- PROMPT -
Set out the lines of every item below as a numbered list, dropping any blank lines.

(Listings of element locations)
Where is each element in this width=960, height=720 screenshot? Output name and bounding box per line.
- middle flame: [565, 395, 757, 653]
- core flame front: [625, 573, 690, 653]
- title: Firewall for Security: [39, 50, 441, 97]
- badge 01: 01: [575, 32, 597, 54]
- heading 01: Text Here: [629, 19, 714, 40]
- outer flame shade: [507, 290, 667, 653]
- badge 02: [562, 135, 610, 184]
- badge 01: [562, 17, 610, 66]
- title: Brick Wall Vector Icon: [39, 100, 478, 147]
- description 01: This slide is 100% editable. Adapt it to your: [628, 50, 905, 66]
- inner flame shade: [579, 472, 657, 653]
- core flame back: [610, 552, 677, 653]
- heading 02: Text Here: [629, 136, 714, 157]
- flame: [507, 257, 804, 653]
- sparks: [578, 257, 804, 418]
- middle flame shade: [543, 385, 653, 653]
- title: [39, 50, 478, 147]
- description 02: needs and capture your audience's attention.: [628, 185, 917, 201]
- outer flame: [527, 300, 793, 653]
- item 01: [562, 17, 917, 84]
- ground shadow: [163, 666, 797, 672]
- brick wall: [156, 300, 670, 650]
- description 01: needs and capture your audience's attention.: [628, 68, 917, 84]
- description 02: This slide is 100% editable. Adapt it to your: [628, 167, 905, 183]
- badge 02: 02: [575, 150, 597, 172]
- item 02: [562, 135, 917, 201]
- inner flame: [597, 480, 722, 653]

- ANSWER FOR THE TASK -
1. Where is each element in this width=960, height=720 screenshot? Output name and bounding box per line.
2. - middle flame: [565, 395, 757, 653]
3. - core flame front: [625, 573, 690, 653]
4. - title: Firewall for Security: [39, 50, 441, 97]
5. - badge 01: 01: [575, 32, 597, 54]
6. - heading 01: Text Here: [629, 19, 714, 40]
7. - outer flame shade: [507, 290, 667, 653]
8. - badge 02: [562, 135, 610, 184]
9. - badge 01: [562, 17, 610, 66]
10. - title: Brick Wall Vector Icon: [39, 100, 478, 147]
11. - description 01: This slide is 100% editable. Adapt it to your: [628, 50, 905, 66]
12. - inner flame shade: [579, 472, 657, 653]
13. - core flame back: [610, 552, 677, 653]
14. - heading 02: Text Here: [629, 136, 714, 157]
15. - flame: [507, 257, 804, 653]
16. - sparks: [578, 257, 804, 418]
17. - middle flame shade: [543, 385, 653, 653]
18. - title: [39, 50, 478, 147]
19. - description 02: needs and capture your audience's attention.: [628, 185, 917, 201]
20. - outer flame: [527, 300, 793, 653]
21. - item 01: [562, 17, 917, 84]
22. - ground shadow: [163, 666, 797, 672]
23. - brick wall: [156, 300, 670, 650]
24. - description 01: needs and capture your audience's attention.: [628, 68, 917, 84]
25. - description 02: This slide is 100% editable. Adapt it to your: [628, 167, 905, 183]
26. - badge 02: 02: [575, 150, 597, 172]
27. - item 02: [562, 135, 917, 201]
28. - inner flame: [597, 480, 722, 653]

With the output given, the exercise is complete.